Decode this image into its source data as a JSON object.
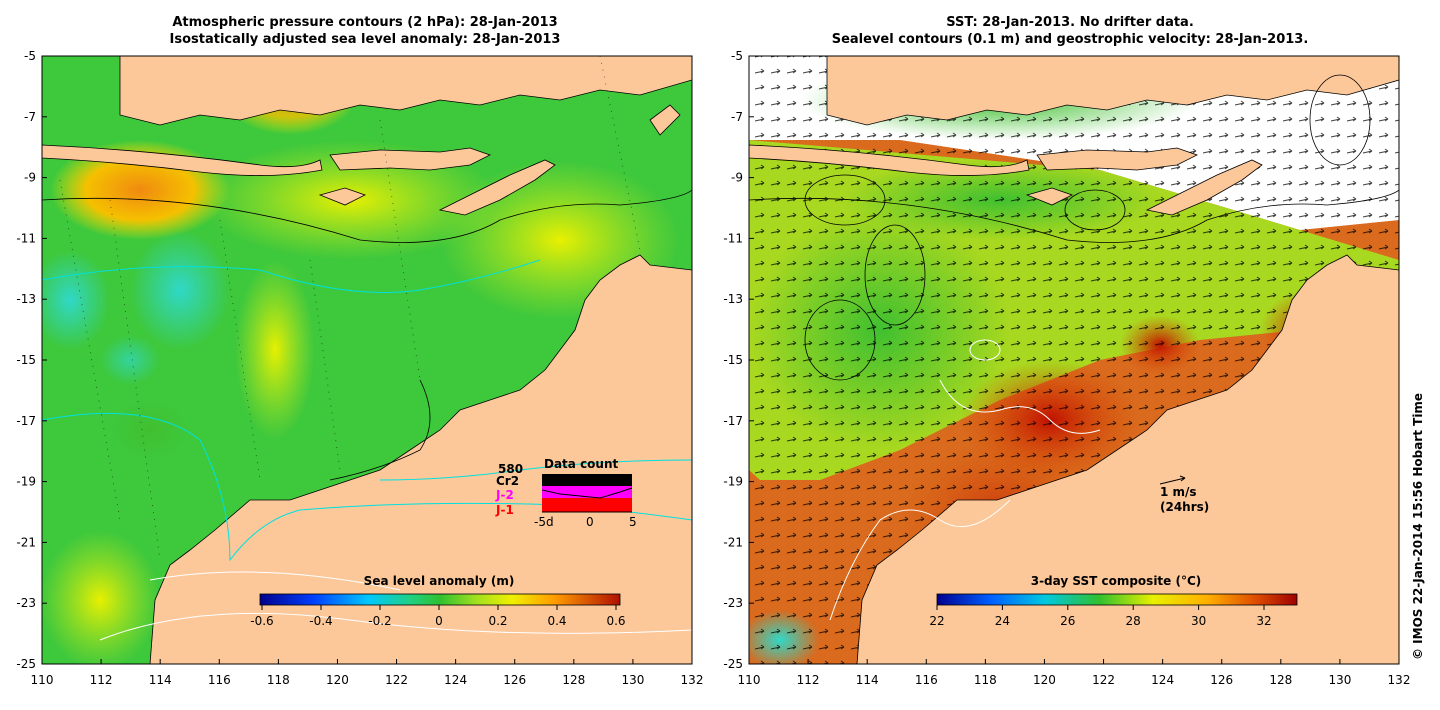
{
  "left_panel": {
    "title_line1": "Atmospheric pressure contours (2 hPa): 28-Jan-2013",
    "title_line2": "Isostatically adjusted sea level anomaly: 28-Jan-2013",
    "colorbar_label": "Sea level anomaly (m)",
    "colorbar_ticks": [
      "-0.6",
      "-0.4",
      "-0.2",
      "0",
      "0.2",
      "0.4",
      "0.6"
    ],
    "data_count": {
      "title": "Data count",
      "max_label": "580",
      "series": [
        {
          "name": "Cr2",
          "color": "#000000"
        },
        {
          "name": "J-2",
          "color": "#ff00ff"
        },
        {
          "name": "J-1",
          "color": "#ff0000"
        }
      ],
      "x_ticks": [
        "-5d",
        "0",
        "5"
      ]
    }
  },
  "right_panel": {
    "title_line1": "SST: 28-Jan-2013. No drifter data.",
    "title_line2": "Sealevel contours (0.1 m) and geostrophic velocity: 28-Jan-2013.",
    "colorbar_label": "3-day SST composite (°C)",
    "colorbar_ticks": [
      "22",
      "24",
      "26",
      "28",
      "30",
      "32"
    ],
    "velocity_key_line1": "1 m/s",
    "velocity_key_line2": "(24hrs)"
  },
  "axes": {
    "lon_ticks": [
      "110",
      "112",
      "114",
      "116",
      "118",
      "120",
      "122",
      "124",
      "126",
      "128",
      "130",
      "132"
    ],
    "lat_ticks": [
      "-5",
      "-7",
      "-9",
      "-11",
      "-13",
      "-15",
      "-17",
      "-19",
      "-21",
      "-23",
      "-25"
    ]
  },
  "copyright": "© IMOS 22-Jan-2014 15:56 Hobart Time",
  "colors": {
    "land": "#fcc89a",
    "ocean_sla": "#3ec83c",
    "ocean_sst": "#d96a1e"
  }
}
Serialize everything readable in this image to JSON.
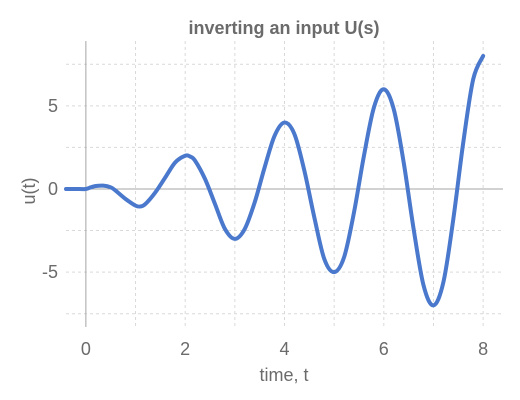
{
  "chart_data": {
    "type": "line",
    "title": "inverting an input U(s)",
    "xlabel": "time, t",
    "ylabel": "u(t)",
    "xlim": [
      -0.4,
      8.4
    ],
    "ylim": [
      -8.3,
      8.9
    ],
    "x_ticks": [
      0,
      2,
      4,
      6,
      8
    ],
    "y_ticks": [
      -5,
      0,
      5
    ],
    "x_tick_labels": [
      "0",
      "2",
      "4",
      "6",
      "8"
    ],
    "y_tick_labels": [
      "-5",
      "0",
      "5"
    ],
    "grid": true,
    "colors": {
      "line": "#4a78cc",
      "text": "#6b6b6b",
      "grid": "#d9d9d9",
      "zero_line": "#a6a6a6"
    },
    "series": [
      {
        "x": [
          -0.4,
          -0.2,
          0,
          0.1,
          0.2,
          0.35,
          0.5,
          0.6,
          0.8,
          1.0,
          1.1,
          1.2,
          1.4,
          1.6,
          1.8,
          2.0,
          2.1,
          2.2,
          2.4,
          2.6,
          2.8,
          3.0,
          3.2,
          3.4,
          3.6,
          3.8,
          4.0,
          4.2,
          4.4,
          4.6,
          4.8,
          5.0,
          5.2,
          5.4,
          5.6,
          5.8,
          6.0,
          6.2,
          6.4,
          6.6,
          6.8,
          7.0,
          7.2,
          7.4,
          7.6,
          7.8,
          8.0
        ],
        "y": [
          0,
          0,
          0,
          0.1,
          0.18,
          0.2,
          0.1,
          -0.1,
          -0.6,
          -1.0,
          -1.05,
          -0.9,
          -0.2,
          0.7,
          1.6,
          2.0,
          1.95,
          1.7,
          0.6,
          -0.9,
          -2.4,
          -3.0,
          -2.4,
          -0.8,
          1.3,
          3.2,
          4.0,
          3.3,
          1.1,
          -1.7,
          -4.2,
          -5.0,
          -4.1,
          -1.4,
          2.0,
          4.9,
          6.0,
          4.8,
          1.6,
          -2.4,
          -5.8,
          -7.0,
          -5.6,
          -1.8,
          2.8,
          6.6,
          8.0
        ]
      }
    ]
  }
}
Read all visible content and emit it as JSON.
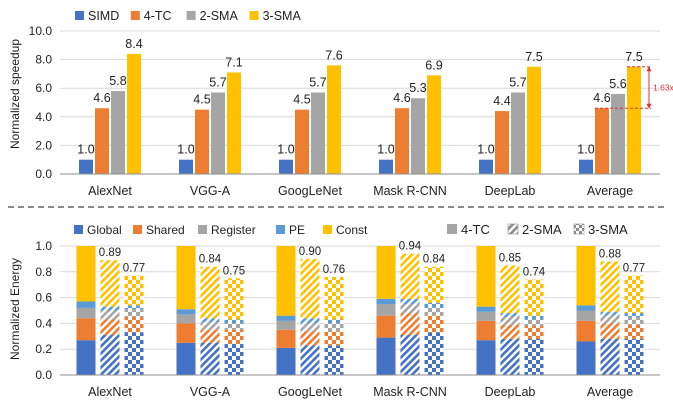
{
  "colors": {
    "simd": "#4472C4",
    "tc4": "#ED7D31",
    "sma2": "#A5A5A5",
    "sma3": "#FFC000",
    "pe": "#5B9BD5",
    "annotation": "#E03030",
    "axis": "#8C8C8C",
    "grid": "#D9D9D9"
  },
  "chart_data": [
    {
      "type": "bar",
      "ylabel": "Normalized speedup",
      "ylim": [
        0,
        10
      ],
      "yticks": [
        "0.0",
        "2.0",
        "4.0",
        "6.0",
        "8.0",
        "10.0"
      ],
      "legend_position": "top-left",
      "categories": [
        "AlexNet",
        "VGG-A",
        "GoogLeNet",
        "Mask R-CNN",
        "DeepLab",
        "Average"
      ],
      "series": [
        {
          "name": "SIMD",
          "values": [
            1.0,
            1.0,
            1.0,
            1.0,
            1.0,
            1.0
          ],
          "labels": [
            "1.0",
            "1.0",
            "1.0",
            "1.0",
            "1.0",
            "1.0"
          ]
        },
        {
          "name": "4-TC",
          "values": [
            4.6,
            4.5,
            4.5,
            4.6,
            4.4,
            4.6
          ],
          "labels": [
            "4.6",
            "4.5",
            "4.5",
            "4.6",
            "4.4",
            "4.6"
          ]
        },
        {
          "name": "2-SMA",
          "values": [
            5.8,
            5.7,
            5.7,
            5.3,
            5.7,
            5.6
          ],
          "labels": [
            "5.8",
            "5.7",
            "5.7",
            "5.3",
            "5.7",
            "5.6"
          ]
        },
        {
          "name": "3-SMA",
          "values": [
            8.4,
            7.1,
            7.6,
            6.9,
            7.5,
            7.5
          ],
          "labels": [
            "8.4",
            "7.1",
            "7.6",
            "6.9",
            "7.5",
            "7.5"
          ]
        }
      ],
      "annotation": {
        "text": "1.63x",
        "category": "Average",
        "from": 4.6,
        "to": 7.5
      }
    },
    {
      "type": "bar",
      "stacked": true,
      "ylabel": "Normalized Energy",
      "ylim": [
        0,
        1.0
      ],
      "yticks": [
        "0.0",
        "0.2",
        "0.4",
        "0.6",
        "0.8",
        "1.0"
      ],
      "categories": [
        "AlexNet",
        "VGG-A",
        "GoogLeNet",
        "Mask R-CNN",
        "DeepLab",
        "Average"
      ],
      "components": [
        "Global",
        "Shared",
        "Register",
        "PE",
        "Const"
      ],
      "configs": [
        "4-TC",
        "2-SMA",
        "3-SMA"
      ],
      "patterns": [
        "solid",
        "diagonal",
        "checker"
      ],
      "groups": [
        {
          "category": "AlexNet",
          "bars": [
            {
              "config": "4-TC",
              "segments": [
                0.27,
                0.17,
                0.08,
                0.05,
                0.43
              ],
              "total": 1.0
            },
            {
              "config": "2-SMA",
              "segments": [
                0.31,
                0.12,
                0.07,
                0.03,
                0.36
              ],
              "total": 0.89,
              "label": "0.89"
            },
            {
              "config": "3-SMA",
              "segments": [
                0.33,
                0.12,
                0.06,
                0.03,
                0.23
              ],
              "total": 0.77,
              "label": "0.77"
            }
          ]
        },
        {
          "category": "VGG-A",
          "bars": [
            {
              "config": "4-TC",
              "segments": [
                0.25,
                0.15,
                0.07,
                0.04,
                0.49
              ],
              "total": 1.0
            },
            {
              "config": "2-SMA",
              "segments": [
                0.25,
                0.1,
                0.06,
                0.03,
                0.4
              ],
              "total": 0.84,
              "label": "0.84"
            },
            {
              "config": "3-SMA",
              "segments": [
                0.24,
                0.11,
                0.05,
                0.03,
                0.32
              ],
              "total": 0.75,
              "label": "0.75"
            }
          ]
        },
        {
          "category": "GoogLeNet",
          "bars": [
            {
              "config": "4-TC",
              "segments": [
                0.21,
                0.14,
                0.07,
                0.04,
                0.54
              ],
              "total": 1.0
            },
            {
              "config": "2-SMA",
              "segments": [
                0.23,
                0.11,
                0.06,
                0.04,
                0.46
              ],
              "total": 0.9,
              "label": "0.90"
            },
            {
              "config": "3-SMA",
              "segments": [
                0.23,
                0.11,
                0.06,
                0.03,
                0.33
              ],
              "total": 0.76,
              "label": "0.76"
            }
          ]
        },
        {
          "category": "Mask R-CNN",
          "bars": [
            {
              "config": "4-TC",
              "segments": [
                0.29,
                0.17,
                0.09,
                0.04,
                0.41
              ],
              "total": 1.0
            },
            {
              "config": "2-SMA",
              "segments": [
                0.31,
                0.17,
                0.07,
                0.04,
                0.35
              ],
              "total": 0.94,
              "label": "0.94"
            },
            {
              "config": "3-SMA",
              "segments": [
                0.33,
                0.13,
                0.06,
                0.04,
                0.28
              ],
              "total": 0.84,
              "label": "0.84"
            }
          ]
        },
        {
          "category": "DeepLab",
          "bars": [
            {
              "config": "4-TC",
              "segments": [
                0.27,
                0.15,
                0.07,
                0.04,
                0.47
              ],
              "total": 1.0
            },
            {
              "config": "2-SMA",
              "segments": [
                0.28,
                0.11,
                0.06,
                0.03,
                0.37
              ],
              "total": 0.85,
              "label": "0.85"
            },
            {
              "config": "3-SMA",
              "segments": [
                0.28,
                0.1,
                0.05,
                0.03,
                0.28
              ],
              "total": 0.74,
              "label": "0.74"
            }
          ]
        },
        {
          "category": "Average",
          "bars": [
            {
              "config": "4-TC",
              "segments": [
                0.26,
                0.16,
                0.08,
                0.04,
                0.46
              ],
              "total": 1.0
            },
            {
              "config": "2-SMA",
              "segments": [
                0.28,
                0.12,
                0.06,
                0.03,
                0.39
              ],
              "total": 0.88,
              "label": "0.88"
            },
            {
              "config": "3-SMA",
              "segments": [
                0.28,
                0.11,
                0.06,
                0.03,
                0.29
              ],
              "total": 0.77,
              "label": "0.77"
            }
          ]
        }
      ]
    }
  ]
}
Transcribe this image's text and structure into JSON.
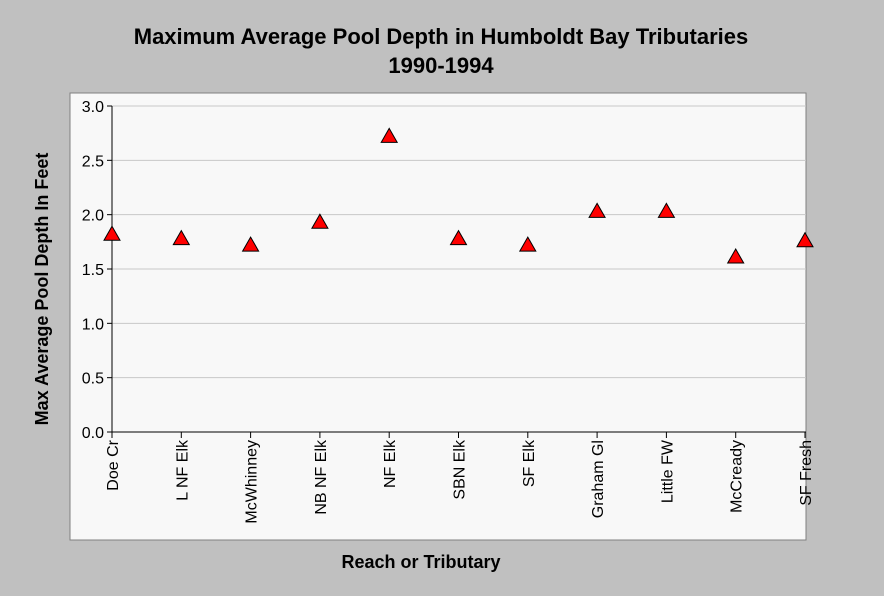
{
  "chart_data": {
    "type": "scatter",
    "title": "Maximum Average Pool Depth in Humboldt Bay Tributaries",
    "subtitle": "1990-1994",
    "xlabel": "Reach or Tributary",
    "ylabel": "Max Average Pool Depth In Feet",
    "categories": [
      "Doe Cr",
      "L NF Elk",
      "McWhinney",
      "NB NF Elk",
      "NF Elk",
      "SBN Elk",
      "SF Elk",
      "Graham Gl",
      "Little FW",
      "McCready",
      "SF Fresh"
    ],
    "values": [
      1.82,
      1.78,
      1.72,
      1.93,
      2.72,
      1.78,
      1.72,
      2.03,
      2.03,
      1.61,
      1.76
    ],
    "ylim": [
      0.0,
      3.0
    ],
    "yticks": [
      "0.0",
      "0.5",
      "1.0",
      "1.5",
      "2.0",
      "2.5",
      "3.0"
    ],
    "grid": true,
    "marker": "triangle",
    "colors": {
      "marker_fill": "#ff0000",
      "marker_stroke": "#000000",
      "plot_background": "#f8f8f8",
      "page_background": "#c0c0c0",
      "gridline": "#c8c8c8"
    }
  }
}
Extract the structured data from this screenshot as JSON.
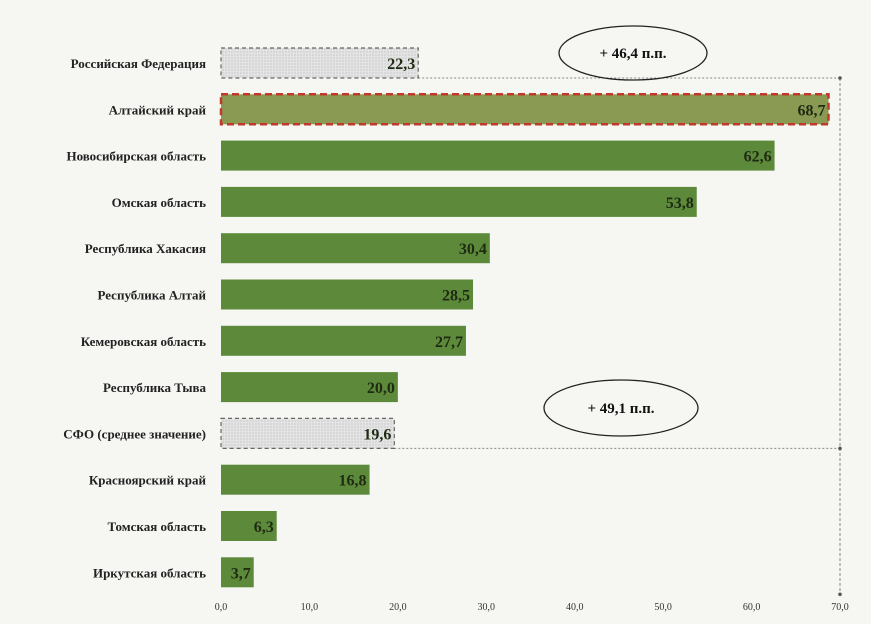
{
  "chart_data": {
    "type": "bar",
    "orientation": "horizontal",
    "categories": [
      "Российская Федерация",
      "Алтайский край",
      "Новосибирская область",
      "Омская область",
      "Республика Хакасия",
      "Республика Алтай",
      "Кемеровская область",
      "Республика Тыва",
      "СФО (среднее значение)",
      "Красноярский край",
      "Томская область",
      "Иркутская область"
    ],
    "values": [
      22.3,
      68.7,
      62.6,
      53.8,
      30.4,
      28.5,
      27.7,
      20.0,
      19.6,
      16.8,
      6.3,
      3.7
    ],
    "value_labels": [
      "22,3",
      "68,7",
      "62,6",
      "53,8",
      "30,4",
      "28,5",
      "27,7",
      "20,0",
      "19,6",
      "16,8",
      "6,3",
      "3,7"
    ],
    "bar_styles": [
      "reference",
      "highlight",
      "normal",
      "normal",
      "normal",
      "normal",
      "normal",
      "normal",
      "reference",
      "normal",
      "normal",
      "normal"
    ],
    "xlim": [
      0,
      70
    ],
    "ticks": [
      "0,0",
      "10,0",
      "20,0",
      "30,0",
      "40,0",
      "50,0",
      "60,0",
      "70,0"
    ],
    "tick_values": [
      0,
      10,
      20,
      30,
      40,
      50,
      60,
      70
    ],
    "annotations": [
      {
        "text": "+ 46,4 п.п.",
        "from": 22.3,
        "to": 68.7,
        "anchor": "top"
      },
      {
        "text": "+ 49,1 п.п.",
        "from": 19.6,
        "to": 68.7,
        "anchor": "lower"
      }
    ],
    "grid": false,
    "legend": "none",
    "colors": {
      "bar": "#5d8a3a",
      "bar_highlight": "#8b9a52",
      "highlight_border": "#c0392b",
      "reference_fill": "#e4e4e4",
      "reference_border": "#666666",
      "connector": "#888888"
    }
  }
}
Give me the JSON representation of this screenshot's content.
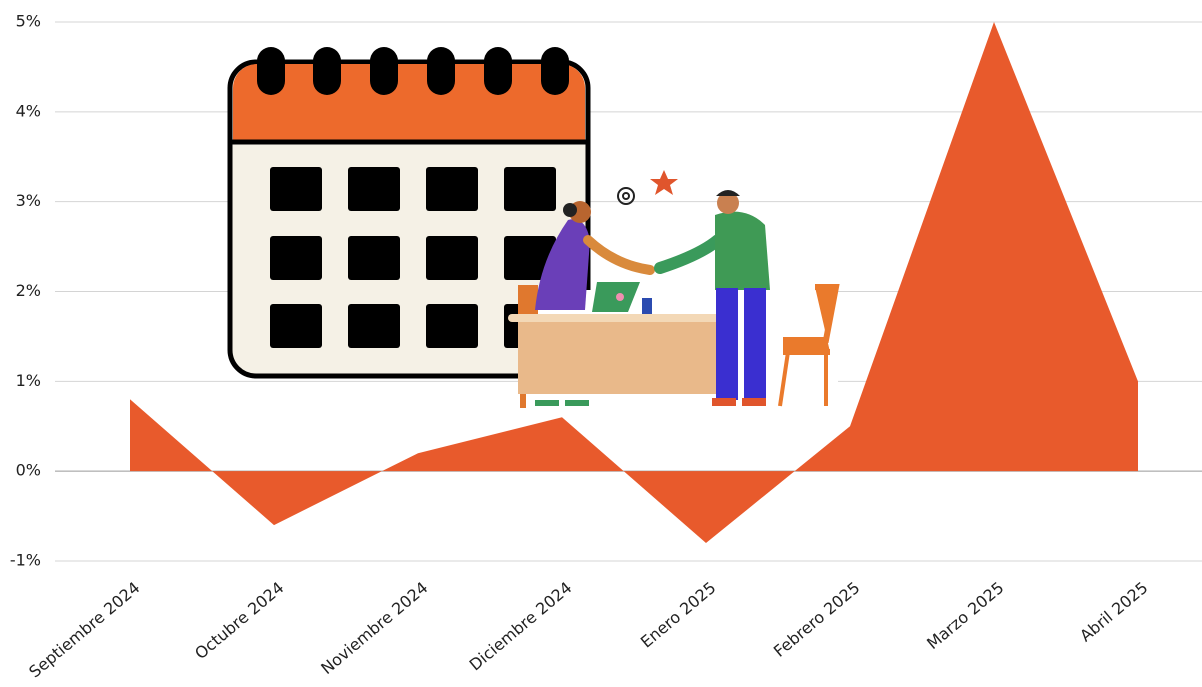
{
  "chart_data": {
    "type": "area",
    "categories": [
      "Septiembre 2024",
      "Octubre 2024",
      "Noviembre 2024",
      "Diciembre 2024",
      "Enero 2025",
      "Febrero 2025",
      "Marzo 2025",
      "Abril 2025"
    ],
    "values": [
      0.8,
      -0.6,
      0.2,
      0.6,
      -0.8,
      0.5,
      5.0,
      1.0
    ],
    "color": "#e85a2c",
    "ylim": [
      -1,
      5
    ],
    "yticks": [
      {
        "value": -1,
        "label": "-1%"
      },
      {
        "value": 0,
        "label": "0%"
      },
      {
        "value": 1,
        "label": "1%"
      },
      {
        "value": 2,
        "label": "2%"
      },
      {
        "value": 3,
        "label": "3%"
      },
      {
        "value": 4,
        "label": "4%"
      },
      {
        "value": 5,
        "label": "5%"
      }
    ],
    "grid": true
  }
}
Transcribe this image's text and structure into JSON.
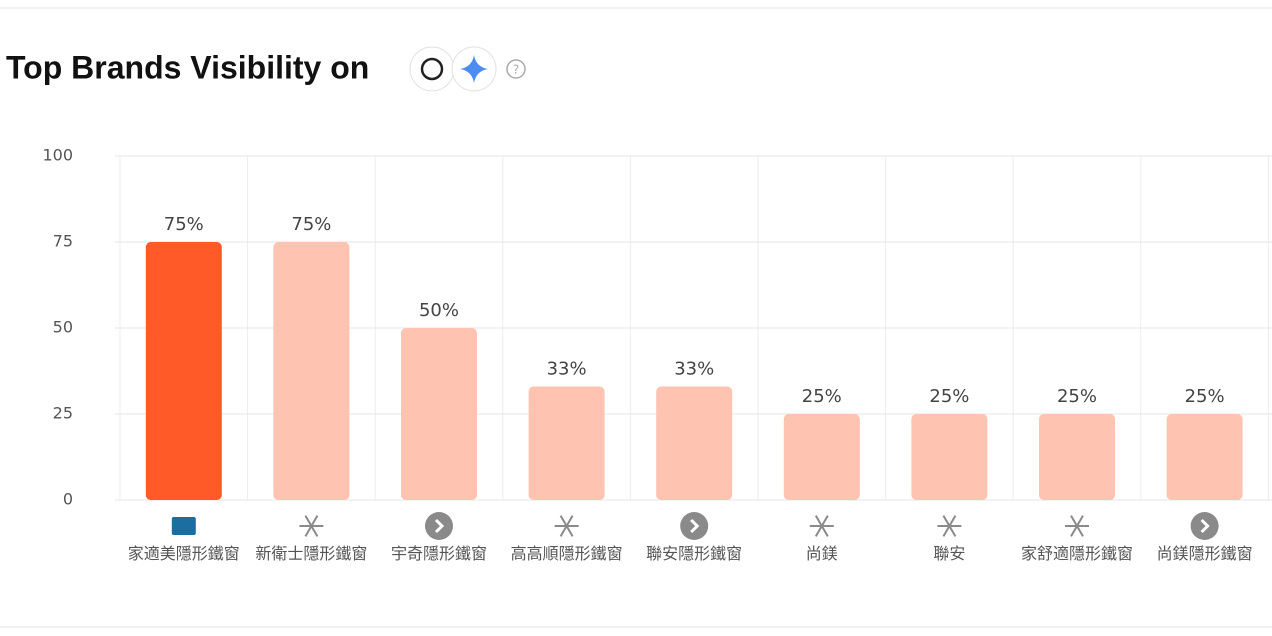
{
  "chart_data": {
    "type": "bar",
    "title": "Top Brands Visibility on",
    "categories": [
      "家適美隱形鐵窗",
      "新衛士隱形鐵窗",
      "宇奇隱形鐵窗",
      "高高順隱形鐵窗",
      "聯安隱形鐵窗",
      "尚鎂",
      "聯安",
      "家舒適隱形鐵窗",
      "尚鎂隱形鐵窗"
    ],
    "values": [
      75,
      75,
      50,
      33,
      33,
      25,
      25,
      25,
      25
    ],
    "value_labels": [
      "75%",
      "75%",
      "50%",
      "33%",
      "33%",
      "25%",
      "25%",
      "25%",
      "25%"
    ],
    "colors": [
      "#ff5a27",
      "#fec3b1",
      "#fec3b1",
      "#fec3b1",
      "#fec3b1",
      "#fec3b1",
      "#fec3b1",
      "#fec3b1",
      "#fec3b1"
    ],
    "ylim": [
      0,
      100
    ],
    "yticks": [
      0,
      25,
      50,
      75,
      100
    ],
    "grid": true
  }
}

# # # # # # #

▶ WHAT YOU SHOULD DO:
From the listing above, pick out each line where the word "type" appears.

▶ EXPECTED ANSWER:
    "type": "line",
      "type": "bar",
      "type": "bar",
    "type": "scatter",
    "type": "bar",
    "type": "area",
    "type": "bar",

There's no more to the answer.